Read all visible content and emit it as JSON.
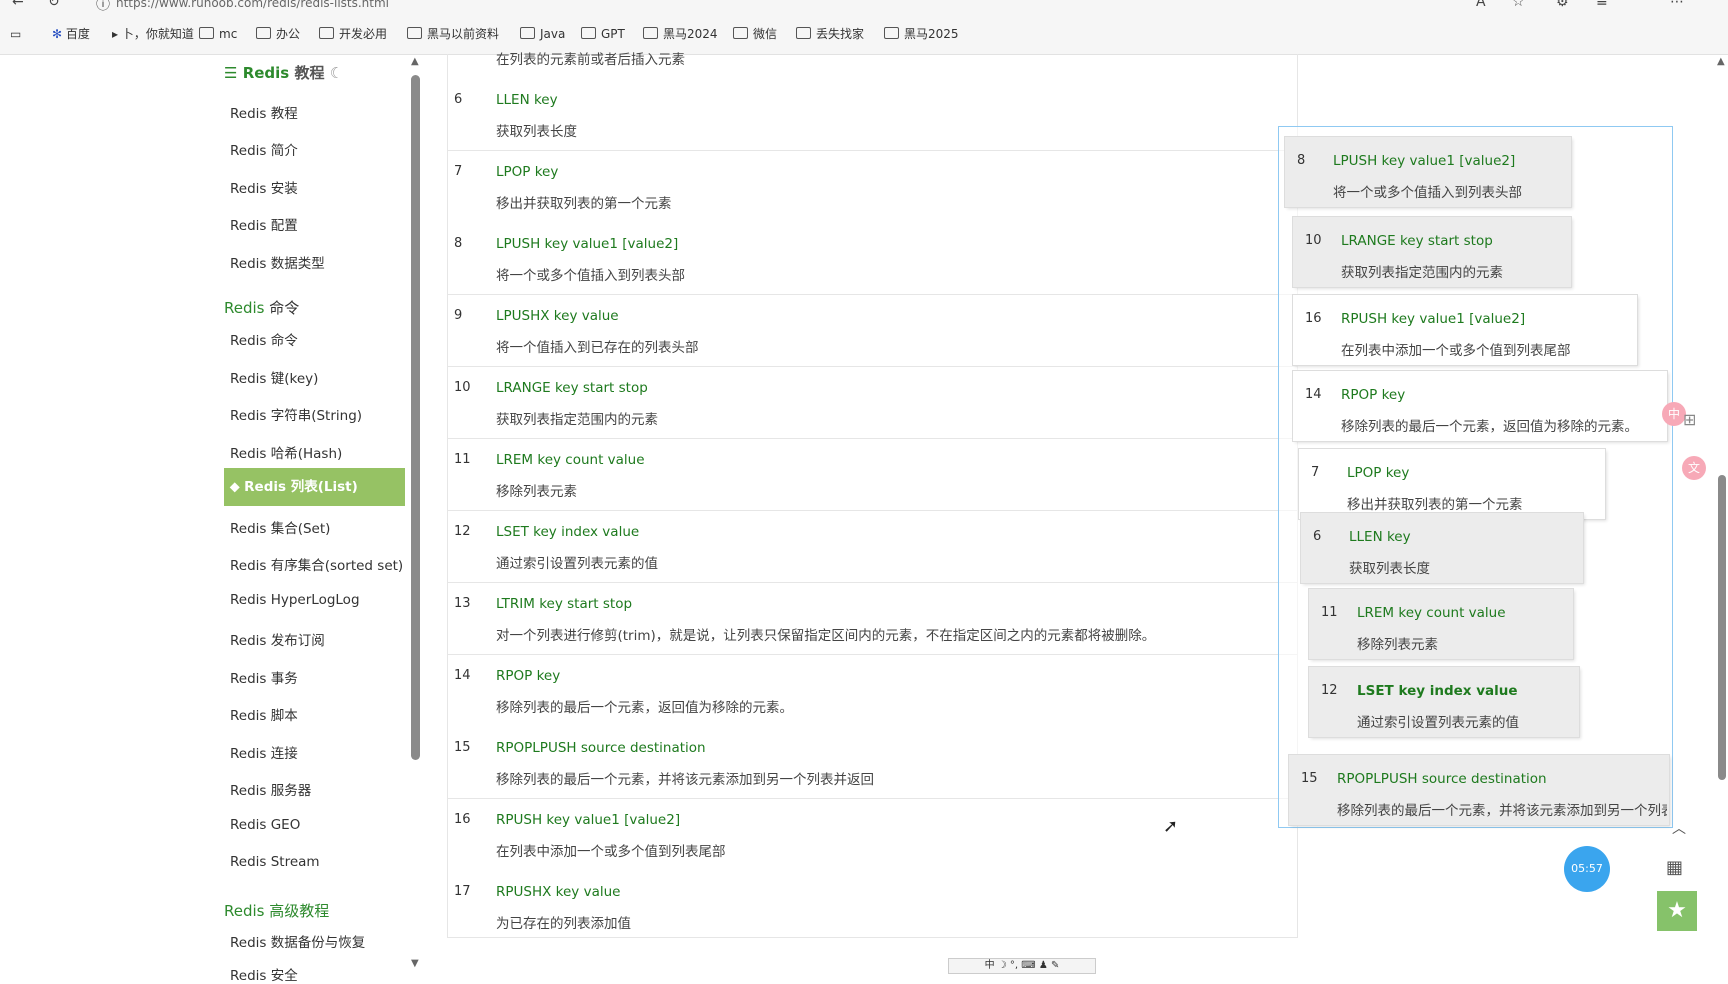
{
  "browser": {
    "url": "https://www.runoob.com/redis/redis-lists.html",
    "bookmarks": [
      {
        "label": "百度",
        "icon": "paw-icon"
      },
      {
        "label": "卜，你就知道",
        "icon": "page-icon"
      },
      {
        "label": "mc",
        "icon": "folder-icon"
      },
      {
        "label": "办公",
        "icon": "folder-icon"
      },
      {
        "label": "开发必用",
        "icon": "folder-icon"
      },
      {
        "label": "黑马以前资料",
        "icon": "folder-icon"
      },
      {
        "label": "Java",
        "icon": "folder-icon"
      },
      {
        "label": "GPT",
        "icon": "folder-icon"
      },
      {
        "label": "黑马2024",
        "icon": "folder-icon"
      },
      {
        "label": "微信",
        "icon": "folder-icon"
      },
      {
        "label": "丢失找家",
        "icon": "folder-icon"
      },
      {
        "label": "黑马2025",
        "icon": "folder-icon"
      }
    ]
  },
  "sidebar": {
    "title_en": "Redis",
    "title_cn": "教程",
    "items_tutorial": [
      "Redis 教程",
      "Redis 简介",
      "Redis 安装",
      "Redis 配置",
      "Redis 数据类型"
    ],
    "section_commands_en": "Redis",
    "section_commands_cn": "命令",
    "items_commands": [
      "Redis 命令",
      "Redis 键(key)",
      "Redis 字符串(String)",
      "Redis 哈希(Hash)"
    ],
    "active_item": "Redis 列表(List)",
    "items_after": [
      "Redis 集合(Set)",
      "Redis 有序集合(sorted set)",
      "Redis HyperLogLog",
      "Redis 发布订阅",
      "Redis 事务",
      "Redis 脚本",
      "Redis 连接",
      "Redis 服务器",
      "Redis GEO",
      "Redis Stream"
    ],
    "section_advanced_en": "Redis",
    "section_advanced_cn": "高级教程",
    "items_advanced": [
      "Redis 数据备份与恢复",
      "Redis 安全"
    ]
  },
  "table": {
    "top_partial": "在列表的元素前或者后插入元素",
    "rows": [
      {
        "num": "6",
        "cmd": "LLEN key",
        "desc": "获取列表长度"
      },
      {
        "num": "7",
        "cmd": "LPOP key",
        "desc": "移出并获取列表的第一个元素"
      },
      {
        "num": "8",
        "cmd": "LPUSH key value1 [value2]",
        "desc": "将一个或多个值插入到列表头部"
      },
      {
        "num": "9",
        "cmd": "LPUSHX key value",
        "desc": "将一个值插入到已存在的列表头部"
      },
      {
        "num": "10",
        "cmd": "LRANGE key start stop",
        "desc": "获取列表指定范围内的元素"
      },
      {
        "num": "11",
        "cmd": "LREM key count value",
        "desc": "移除列表元素"
      },
      {
        "num": "12",
        "cmd": "LSET key index value",
        "desc": "通过索引设置列表元素的值"
      },
      {
        "num": "13",
        "cmd": "LTRIM key start stop",
        "desc": "对一个列表进行修剪(trim)，就是说，让列表只保留指定区间内的元素，不在指定区间之内的元素都将被删除。"
      },
      {
        "num": "14",
        "cmd": "RPOP key",
        "desc": "移除列表的最后一个元素，返回值为移除的元素。"
      },
      {
        "num": "15",
        "cmd": "RPOPLPUSH source destination",
        "desc": "移除列表的最后一个元素，并将该元素添加到另一个列表并返回"
      },
      {
        "num": "16",
        "cmd": "RPUSH key value1 [value2]",
        "desc": "在列表中添加一个或多个值到列表尾部"
      },
      {
        "num": "17",
        "cmd": "RPUSHX key value",
        "desc": "为已存在的列表添加值"
      }
    ]
  },
  "overlay_cards": [
    {
      "num": "8",
      "cmd": "LPUSH key value1 [value2]",
      "desc": "将一个或多个值插入到列表头部"
    },
    {
      "num": "10",
      "cmd": "LRANGE key start stop",
      "desc": "获取列表指定范围内的元素"
    },
    {
      "num": "16",
      "cmd": "RPUSH key value1 [value2]",
      "desc": "在列表中添加一个或多个值到列表尾部"
    },
    {
      "num": "14",
      "cmd": "RPOP key",
      "desc": "移除列表的最后一个元素，返回值为移除的元素。"
    },
    {
      "num": "7",
      "cmd": "LPOP key",
      "desc": "移出并获取列表的第一个元素"
    },
    {
      "num": "6",
      "cmd": "LLEN key",
      "desc": "获取列表长度"
    },
    {
      "num": "11",
      "cmd": "LREM key count value",
      "desc": "移除列表元素"
    },
    {
      "num": "12",
      "cmd": "LSET key index value",
      "desc": "通过索引设置列表元素的值"
    },
    {
      "num": "15",
      "cmd": "RPOPLPUSH source destination",
      "desc": "移除列表的最后一个元素，并将该元素添加到另一个列表并返回"
    }
  ],
  "widgets": {
    "timer": "05:57",
    "ime_bar": "中 ☽ °, ⌨ ♟ ✎",
    "accent": "#96c264",
    "link_green": "#1e7a1e"
  }
}
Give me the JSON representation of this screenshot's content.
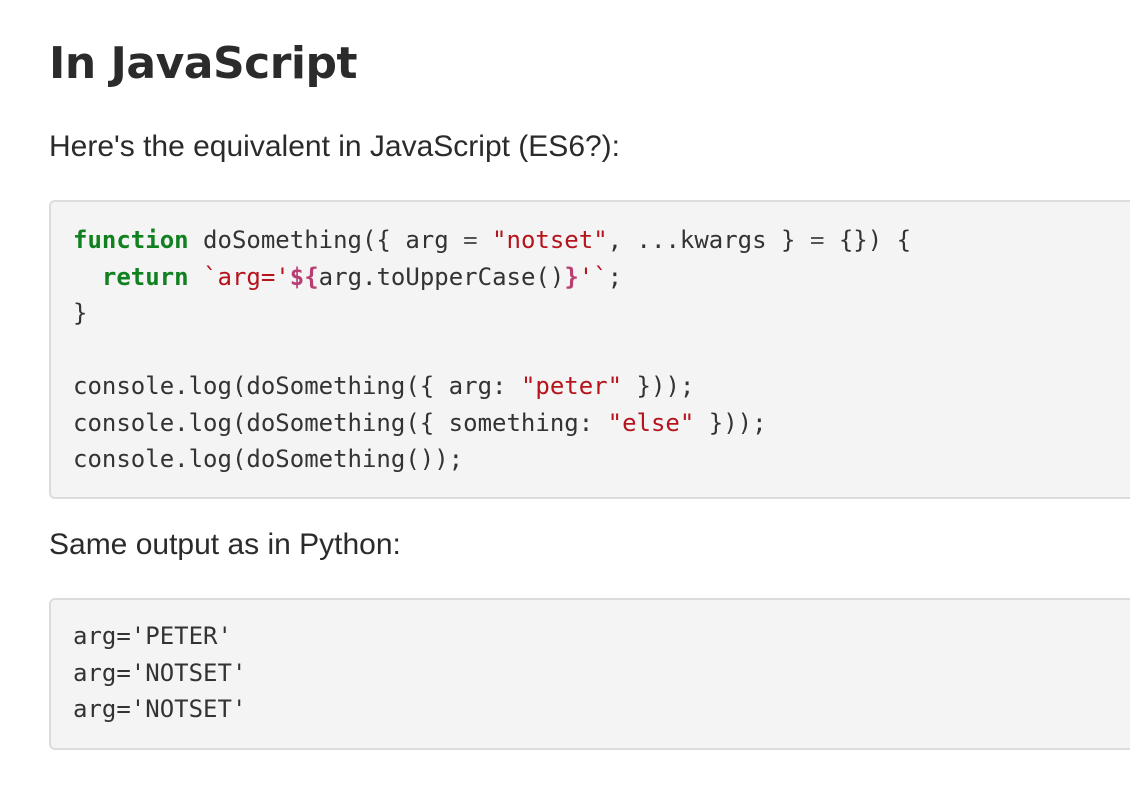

============

Given problem:
Without including any picture, retype the entries exactly.

Response:
Read all visible content and emit it as JSON.
{
  "browser": {
    "url": "https://www.runoob.com/redis/redis-lists.html",
    "bookmarks": [
      {
        "label": "百度",
        "icon": "paw-icon"
      },
      {
        "label": "卜，你就知道",
        "icon": "page-icon"
      },
      {
        "label": "mc",
        "icon": "folder-icon"
      },
      {
        "label": "办公",
        "icon": "folder-icon"
      },
      {
        "label": "开发必用",
        "icon": "folder-icon"
      },
      {
        "label": "黑马以前资料",
        "icon": "folder-icon"
      },
      {
        "label": "Java",
        "icon": "folder-icon"
      },
      {
        "label": "GPT",
        "icon": "folder-icon"
      },
      {
        "label": "黑马2024",
        "icon": "folder-icon"
      },
      {
        "label": "微信",
        "icon": "folder-icon"
      },
      {
        "label": "丢失找家",
        "icon": "folder-icon"
      },
      {
        "label": "黑马2025",
        "icon": "folder-icon"
      }
    ]
  },
  "sidebar": {
    "title_en": "Redis",
    "title_cn": "教程",
    "items_tutorial": [
      "Redis 教程",
      "Redis 简介",
      "Redis 安装",
      "Redis 配置",
      "Redis 数据类型"
    ],
    "section_commands_en": "Redis",
    "section_commands_cn": "命令",
    "items_commands": [
      "Redis 命令",
      "Redis 键(key)",
      "Redis 字符串(String)",
      "Redis 哈希(Hash)"
    ],
    "active_item": "Redis 列表(List)",
    "items_after": [
      "Redis 集合(Set)",
      "Redis 有序集合(sorted set)",
      "Redis HyperLogLog",
      "Redis 发布订阅",
      "Redis 事务",
      "Redis 脚本",
      "Redis 连接",
      "Redis 服务器",
      "Redis GEO",
      "Redis Stream"
    ],
    "section_advanced_en": "Redis",
    "section_advanced_cn": "高级教程",
    "items_advanced": [
      "Redis 数据备份与恢复",
      "Redis 安全"
    ]
  },
  "table": {
    "top_partial": "在列表的元素前或者后插入元素",
    "rows": [
      {
        "num": "6",
        "cmd": "LLEN key",
        "desc": "获取列表长度"
      },
      {
        "num": "7",
        "cmd": "LPOP key",
        "desc": "移出并获取列表的第一个元素"
      },
      {
        "num": "8",
        "cmd": "LPUSH key value1 [value2]",
        "desc": "将一个或多个值插入到列表头部"
      },
      {
        "num": "9",
        "cmd": "LPUSHX key value",
        "desc": "将一个值插入到已存在的列表头部"
      },
      {
        "num": "10",
        "cmd": "LRANGE key start stop",
        "desc": "获取列表指定范围内的元素"
      },
      {
        "num": "11",
        "cmd": "LREM key count value",
        "desc": "移除列表元素"
      },
      {
        "num": "12",
        "cmd": "LSET key index value",
        "desc": "通过索引设置列表元素的值"
      },
      {
        "num": "13",
        "cmd": "LTRIM key start stop",
        "desc": "对一个列表进行修剪(trim)，就是说，让列表只保留指定区间内的元素，不在指定区间之内的元素都将被删除。"
      },
      {
        "num": "14",
        "cmd": "RPOP key",
        "desc": "移除列表的最后一个元素，返回值为移除的元素。"
      },
      {
        "num": "15",
        "cmd": "RPOPLPUSH source destination",
        "desc": "移除列表的最后一个元素，并将该元素添加到另一个列表并返回"
      },
      {
        "num": "16",
        "cmd": "RPUSH key value1 [value2]",
        "desc": "在列表中添加一个或多个值到列表尾部"
      },
      {
        "num": "17",
        "cmd": "RPUSHX key value",
        "desc": "为已存在的列表添加值"
      }
    ]
  },
  "overlay_cards": [
    {
      "num": "8",
      "cmd": "LPUSH key value1 [value2]",
      "desc": "将一个或多个值插入到列表头部"
    },
    {
      "num": "10",
      "cmd": "LRANGE key start stop",
      "desc": "获取列表指定范围内的元素"
    },
    {
      "num": "16",
      "cmd": "RPUSH key value1 [value2]",
      "desc": "在列表中添加一个或多个值到列表尾部"
    },
    {
      "num": "14",
      "cmd": "RPOP key",
      "desc": "移除列表的最后一个元素，返回值为移除的元素。"
    },
    {
      "num": "7",
      "cmd": "LPOP key",
      "desc": "移出并获取列表的第一个元素"
    },
    {
      "num": "6",
      "cmd": "LLEN key",
      "desc": "获取列表长度"
    },
    {
      "num": "11",
      "cmd": "LREM key count value",
      "desc": "移除列表元素"
    },
    {
      "num": "12",
      "cmd": "LSET key index value",
      "desc": "通过索引设置列表元素的值"
    },
    {
      "num": "15",
      "cmd": "RPOPLPUSH source destination",
      "desc": "移除列表的最后一个元素，并将该元素添加到另一个列表并返回"
    }
  ],
  "widgets": {
    "timer": "05:57",
    "ime_bar": "中 ☽ °, ⌨ ♟ ✎",
    "accent": "#96c264",
    "link_green": "#1e7a1e"
  }
}
Give me the JSON representation of this screenshot's content.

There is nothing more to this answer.